··· EXTRACTED RECORDS ···

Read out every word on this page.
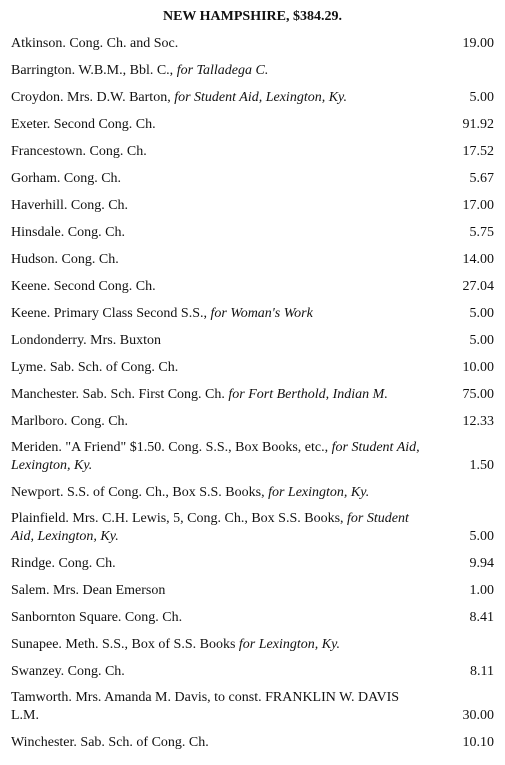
NEW HAMPSHIRE, $384.29.
Atkinson. Cong. Ch. and Soc.	19.00
Barrington. W.B.M., Bbl. C., for Talladega C.
Croydon. Mrs. D.W. Barton, for Student Aid, Lexington, Ky.	5.00
Exeter. Second Cong. Ch.	91.92
Francestown. Cong. Ch.	17.52
Gorham. Cong. Ch.	5.67
Haverhill. Cong. Ch.	17.00
Hinsdale. Cong. Ch.	5.75
Hudson. Cong. Ch.	14.00
Keene. Second Cong. Ch.	27.04
Keene. Primary Class Second S.S., for Woman's Work	5.00
Londonderry. Mrs. Buxton	5.00
Lyme. Sab. Sch. of Cong. Ch.	10.00
Manchester. Sab. Sch. First Cong. Ch. for Fort Berthold, Indian M.	75.00
Marlboro. Cong. Ch.	12.33
Meriden. "A Friend" $1.50. Cong. S.S., Box Books, etc., for Student Aid, Lexington, Ky.	1.50
Newport. S.S. of Cong. Ch., Box S.S. Books, for Lexington, Ky.
Plainfield. Mrs. C.H. Lewis, 5, Cong. Ch., Box S.S. Books, for Student Aid, Lexington, Ky.	5.00
Rindge. Cong. Ch.	9.94
Salem. Mrs. Dean Emerson	1.00
Sanbornton Square. Cong. Ch.	8.41
Sunapee. Meth. S.S., Box of S.S. Books for Lexington, Ky.
Swanzey. Cong. Ch.	8.11
Tamworth. Mrs. Amanda M. Davis, to const. FRANKLIN W. DAVIS L.M.	30.00
Winchester. Sab. Sch. of Cong. Ch.	10.10
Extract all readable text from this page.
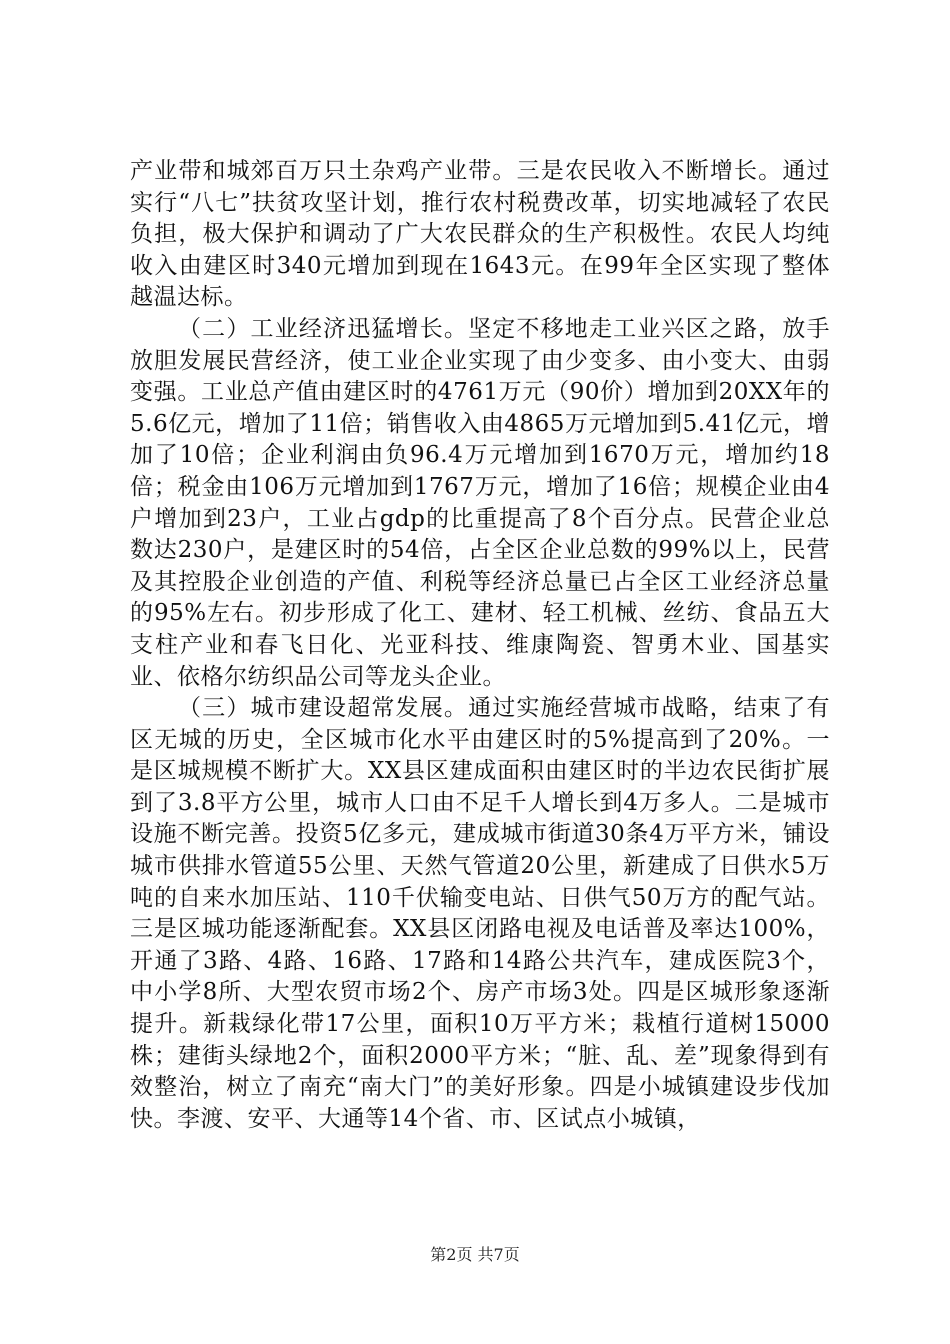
产业带和城郊百万只土杂鸡产业带。三是农民收入不断增长。通过实行“八七”扶贫攻坚计划，推行农村税费改革，切实地减轻了农民负担，极大保护和调动了广大农民群众的生产积极性。农民人均纯收入由建区时340元增加到现在1643元。在99年全区实现了整体越温达标。

（二）工业经济迅猛增长。坚定不移地走工业兴区之路，放手放胆发展民营经济，使工业企业实现了由少变多、由小变大、由弱变强。工业总产值由建区时的4761万元（90价）增加到20XX年的5.6亿元，增加了11倍；销售收入由4865万元增加到5.41亿元，增加了10倍；企业利润由负96.4万元增加到1670万元，增加约18倍；税金由106万元增加到1767万元，增加了16倍；规模企业由4户增加到23户，工业占gdp的比重提高了8个百分点。民营企业总数达230户，是建区时的54倍，占全区企业总数的99%以上，民营及其控股企业创造的产值、利税等经济总量已占全区工业经济总量的95%左右。初步形成了化工、建材、轻工机械、丝纺、食品五大支柱产业和春飞日化、光亚科技、维康陶瓷、智勇木业、国基实业、依格尔纺织品公司等龙头企业。

（三）城市建设超常发展。通过实施经营城市战略，结束了有区无城的历史，全区城市化水平由建区时的5%提高到了20%。一是区城规模不断扩大。XX县区建成面积由建区时的半边农民街扩展到了3.8平方公里，城市人口由不足千人增长到4万多人。二是城市设施不断完善。投资5亿多元，建成城市街道30条4万平方米，铺设城市供排水管道55公里、天然气管道20公里，新建成了日供水5万吨的自来水加压站、110千伏输变电站、日供气50万方的配气站。三是区城功能逐渐配套。XX县区闭路电视及电话普及率达100%，开通了3路、4路、16路、17路和14路公共汽车，建成医院3个，中小学8所、大型农贸市场2个、房产市场3处。四是区城形象逐渐提升。新栽绿化带17公里，面积10万平方米；栽植行道树15000株；建街头绿地2个，面积2000平方米；“脏、乱、差”现象得到有效整治，树立了南充“南大门”的美好形象。四是小城镇建设步伐加快。李渡、安平、大通等14个省、市、区试点小城镇，

第2页 共7页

···

▶ [OBJECTIVE]
Return the full material word for word. Do not include the pictures.

▶ [TASK OUTPUT]
Read out every word on this page.
NEW HAMPSHIRE, $384.29.
Atkinson. Cong. Ch. and Soc.	19.00
Barrington. W.B.M., Bbl. C., for Talladega C.
Croydon. Mrs. D.W. Barton, for Student Aid, Lexington, Ky.	5.00
Exeter. Second Cong. Ch.	91.92
Francestown. Cong. Ch.	17.52
Gorham. Cong. Ch.	5.67
Haverhill. Cong. Ch.	17.00
Hinsdale. Cong. Ch.	5.75
Hudson. Cong. Ch.	14.00
Keene. Second Cong. Ch.	27.04
Keene. Primary Class Second S.S., for Woman's Work	5.00
Londonderry. Mrs. Buxton	5.00
Lyme. Sab. Sch. of Cong. Ch.	10.00
Manchester. Sab. Sch. First Cong. Ch. for Fort Berthold, Indian M.	75.00
Marlboro. Cong. Ch.	12.33
Meriden. "A Friend" $1.50. Cong. S.S., Box Books, etc., for Student Aid, Lexington, Ky.	1.50
Newport. S.S. of Cong. Ch., Box S.S. Books, for Lexington, Ky.
Plainfield. Mrs. C.H. Lewis, 5, Cong. Ch., Box S.S. Books, for Student Aid, Lexington, Ky.	5.00
Rindge. Cong. Ch.	9.94
Salem. Mrs. Dean Emerson	1.00
Sanbornton Square. Cong. Ch.	8.41
Sunapee. Meth. S.S., Box of S.S. Books for Lexington, Ky.
Swanzey. Cong. Ch.	8.11
Tamworth. Mrs. Amanda M. Davis, to const. FRANKLIN W. DAVIS L.M.	30.00
Winchester. Sab. Sch. of Cong. Ch.	10.10
Extract all readable text from this page.
产业带和城郊百万只土杂鸡产业带。三是农民收入不断增长。通过实行“八七”扶贫攻坚计划，推行农村税费改革，切实地减轻了农民负担，极大保护和调动了广大农民群众的生产积极性。农民人均纯收入由建区时340元增加到现在1643元。在99年全区实现了整体越温达标。

（二）工业经济迅猛增长。坚定不移地走工业兴区之路，放手放胆发展民营经济，使工业企业实现了由少变多、由小变大、由弱变强。工业总产值由建区时的4761万元（90价）增加到20XX年的5.6亿元，增加了11倍；销售收入由4865万元增加到5.41亿元，增加了10倍；企业利润由负96.4万元增加到1670万元，增加约18倍；税金由106万元增加到1767万元，增加了16倍；规模企业由4户增加到23户，工业占gdp的比重提高了8个百分点。民营企业总数达230户，是建区时的54倍，占全区企业总数的99%以上，民营及其控股企业创造的产值、利税等经济总量已占全区工业经济总量的95%左右。初步形成了化工、建材、轻工机械、丝纺、食品五大支柱产业和春飞日化、光亚科技、维康陶瓷、智勇木业、国基实业、依格尔纺织品公司等龙头企业。

（三）城市建设超常发展。通过实施经营城市战略，结束了有区无城的历史，全区城市化水平由建区时的5%提高到了20%。一是区城规模不断扩大。XX县区建成面积由建区时的半边农民街扩展到了3.8平方公里，城市人口由不足千人增长到4万多人。二是城市设施不断完善。投资5亿多元，建成城市街道30条4万平方米，铺设城市供排水管道55公里、天然气管道20公里，新建成了日供水5万吨的自来水加压站、110千伏输变电站、日供气50万方的配气站。三是区城功能逐渐配套。XX县区闭路电视及电话普及率达100%，开通了3路、4路、16路、17路和14路公共汽车，建成医院3个，中小学8所、大型农贸市场2个、房产市场3处。四是区城形象逐渐提升。新栽绿化带17公里，面积10万平方米；栽植行道树15000株；建街头绿地2个，面积2000平方米；“脏、乱、差”现象得到有效整治，树立了南充“南大门”的美好形象。四是小城镇建设步伐加快。李渡、安平、大通等14个省、市、区试点小城镇，

第2页 共7页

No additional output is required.